- **PROBLEM DESCRIPTION**: Retype the records below exactly as they appear, but leave out any pictures.

- **ITEMS**:

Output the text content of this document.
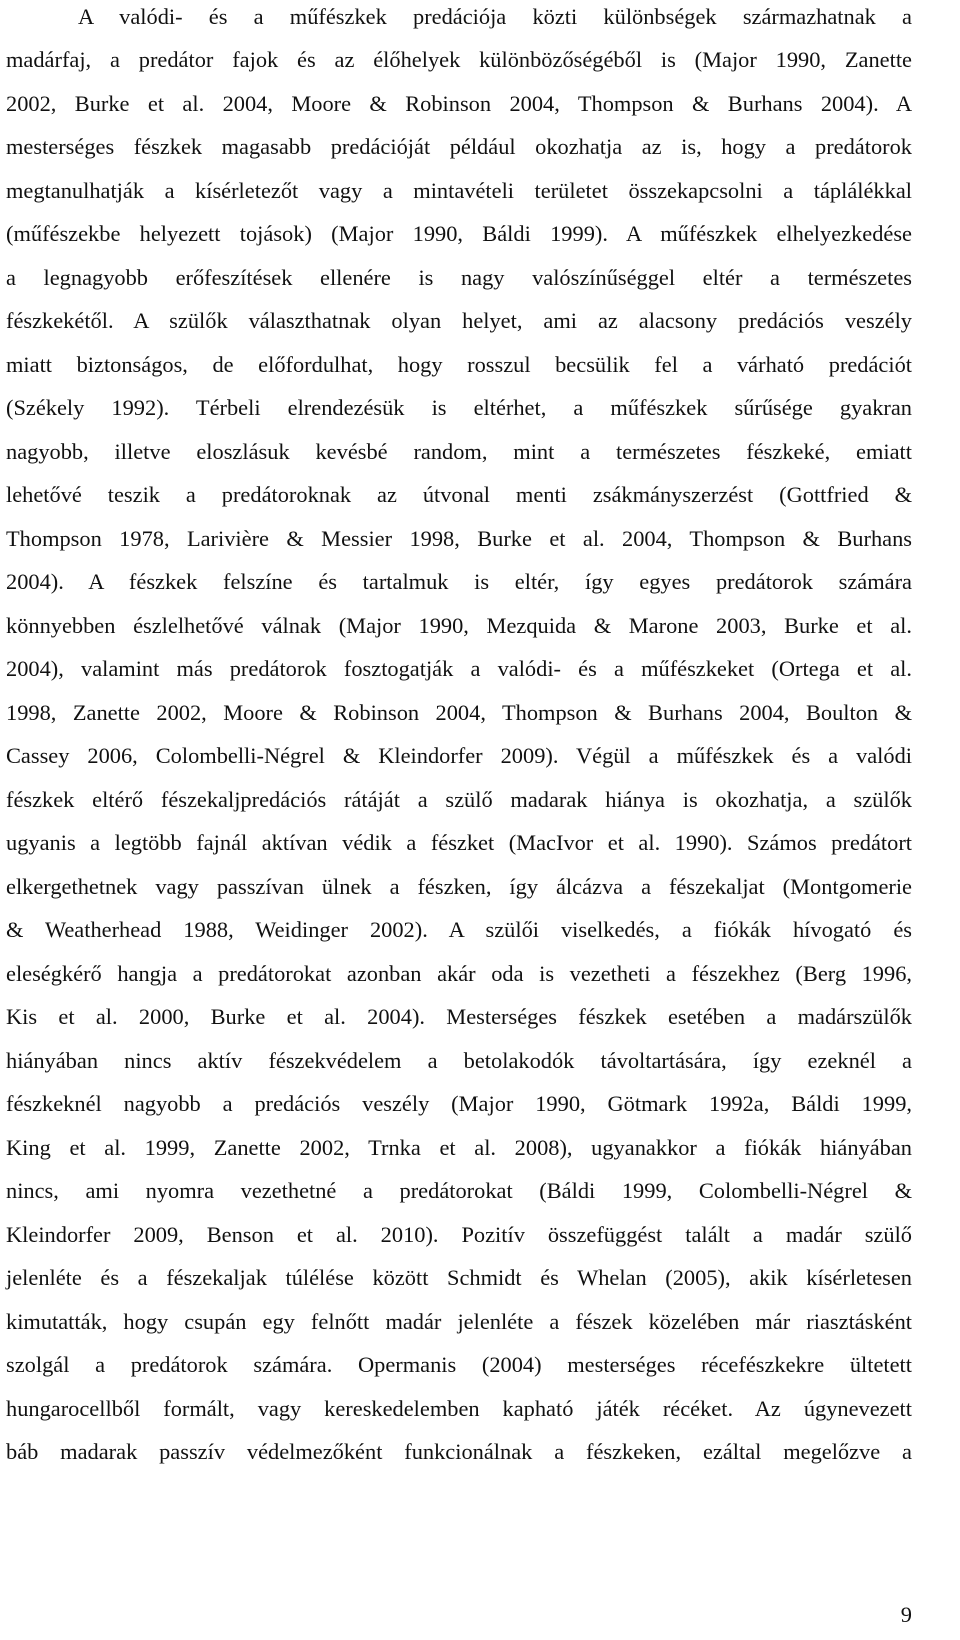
A valódi- és a műfészkek predációja közti különbségek származhatnak a
madárfaj, a predátor fajok és az élőhelyek különbözőségéből is (Major 1990, Zanette
2002, Burke et al. 2004, Moore & Robinson 2004, Thompson & Burhans 2004). A
mesterséges fészkek magasabb predációját például okozhatja az is, hogy a predátorok
megtanulhatják a kísérletezőt vagy a mintavételi területet összekapcsolni a táplálékkal
(műfészekbe helyezett tojások) (Major 1990, Báldi 1999). A műfészkek elhelyezkedése
a legnagyobb erőfeszítések ellenére is nagy valószínűséggel eltér a természetes
fészkekétől. A szülők választhatnak olyan helyet, ami az alacsony predációs veszély
miatt biztonságos, de előfordulhat, hogy rosszul becsülik fel a várható predációt
(Székely 1992). Térbeli elrendezésük is eltérhet, a műfészkek sűrűsége gyakran
nagyobb, illetve eloszlásuk kevésbé random, mint a természetes fészkeké, emiatt
lehetővé teszik a predátoroknak az útvonal menti zsákmányszerzést (Gottfried &
Thompson 1978, Larivière & Messier 1998, Burke et al. 2004, Thompson & Burhans
2004). A fészkek felszíne és tartalmuk is eltér, így egyes predátorok számára
könnyebben észlelhetővé válnak (Major 1990, Mezquida & Marone 2003, Burke et al.
2004), valamint más predátorok fosztogatják a valódi- és a műfészkeket (Ortega et al.
1998, Zanette 2002, Moore & Robinson 2004, Thompson & Burhans 2004, Boulton &
Cassey 2006, Colombelli-Négrel & Kleindorfer 2009). Végül a műfészkek és a valódi
fészkek eltérő fészekaljpredációs rátáját a szülő madarak hiánya is okozhatja, a szülők
ugyanis a legtöbb fajnál aktívan védik a fészket (MacIvor et al. 1990). Számos predátort
elkergethetnek vagy passzívan ülnek a fészken, így álcázva a fészekaljat (Montgomerie
& Weatherhead 1988, Weidinger 2002). A szülői viselkedés, a fiókák hívogató és
eleségkérő hangja a predátorokat azonban akár oda is vezetheti a fészekhez (Berg 1996,
Kis et al. 2000, Burke et al. 2004). Mesterséges fészkek esetében a madárszülők
hiányában nincs aktív fészekvédelem a betolakodók távoltartására, így ezeknél a
fészkeknél nagyobb a predációs veszély (Major 1990, Götmark 1992a, Báldi 1999,
King et al. 1999, Zanette 2002, Trnka et al. 2008), ugyanakkor a fiókák hiányában
nincs, ami nyomra vezethetné a predátorokat (Báldi 1999, Colombelli-Négrel &
Kleindorfer 2009, Benson et al. 2010). Pozitív összefüggést talált a madár szülő
jelenléte és a fészekaljak túlélése között Schmidt és Whelan (2005), akik kísérletesen
kimutatták, hogy csupán egy felnőtt madár jelenléte a fészek közelében már riasztásként
szolgál a predátorok számára. Opermanis (2004) mesterséges récefészkekre ültetett
hungarocellből formált, vagy kereskedelemben kapható játék récéket. Az úgynevezett
báb madarak passzív védelmezőként funkcionálnak a fészkeken, ezáltal megelőzve a
9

- **THE COMPLETED TASK**:
Output the text content of this document.
A valódi- és a műfészkek predációja közti különbségek származhatnak a
madárfaj, a predátor fajok és az élőhelyek különbözőségéből is (Major 1990, Zanette
2002, Burke et al. 2004, Moore & Robinson 2004, Thompson & Burhans 2004). A
mesterséges fészkek magasabb predációját például okozhatja az is, hogy a predátorok
megtanulhatják a kísérletezőt vagy a mintavételi területet összekapcsolni a táplálékkal
(műfészekbe helyezett tojások) (Major 1990, Báldi 1999). A műfészkek elhelyezkedése
a legnagyobb erőfeszítések ellenére is nagy valószínűséggel eltér a természetes
fészkekétől. A szülők választhatnak olyan helyet, ami az alacsony predációs veszély
miatt biztonságos, de előfordulhat, hogy rosszul becsülik fel a várható predációt
(Székely 1992). Térbeli elrendezésük is eltérhet, a műfészkek sűrűsége gyakran
nagyobb, illetve eloszlásuk kevésbé random, mint a természetes fészkeké, emiatt
lehetővé teszik a predátoroknak az útvonal menti zsákmányszerzést (Gottfried &
Thompson 1978, Larivière & Messier 1998, Burke et al. 2004, Thompson & Burhans
2004). A fészkek felszíne és tartalmuk is eltér, így egyes predátorok számára
könnyebben észlelhetővé válnak (Major 1990, Mezquida & Marone 2003, Burke et al.
2004), valamint más predátorok fosztogatják a valódi- és a műfészkeket (Ortega et al.
1998, Zanette 2002, Moore & Robinson 2004, Thompson & Burhans 2004, Boulton &
Cassey 2006, Colombelli-Négrel & Kleindorfer 2009). Végül a műfészkek és a valódi
fészkek eltérő fészekaljpredációs rátáját a szülő madarak hiánya is okozhatja, a szülők
ugyanis a legtöbb fajnál aktívan védik a fészket (MacIvor et al. 1990). Számos predátort
elkergethetnek vagy passzívan ülnek a fészken, így álcázva a fészekaljat (Montgomerie
& Weatherhead 1988, Weidinger 2002). A szülői viselkedés, a fiókák hívogató és
eleségkérő hangja a predátorokat azonban akár oda is vezetheti a fészekhez (Berg 1996,
Kis et al. 2000, Burke et al. 2004). Mesterséges fészkek esetében a madárszülők
hiányában nincs aktív fészekvédelem a betolakodók távoltartására, így ezeknél a
fészkeknél nagyobb a predációs veszély (Major 1990, Götmark 1992a, Báldi 1999,
King et al. 1999, Zanette 2002, Trnka et al. 2008), ugyanakkor a fiókák hiányában
nincs, ami nyomra vezethetné a predátorokat (Báldi 1999, Colombelli-Négrel &
Kleindorfer 2009, Benson et al. 2010). Pozitív összefüggést talált a madár szülő
jelenléte és a fészekaljak túlélése között Schmidt és Whelan (2005), akik kísérletesen
kimutatták, hogy csupán egy felnőtt madár jelenléte a fészek közelében már riasztásként
szolgál a predátorok számára. Opermanis (2004) mesterséges récefészkekre ültetett
hungarocellből formált, vagy kereskedelemben kapható játék récéket. Az úgynevezett
báb madarak passzív védelmezőként funkcionálnak a fészkeken, ezáltal megelőzve a
9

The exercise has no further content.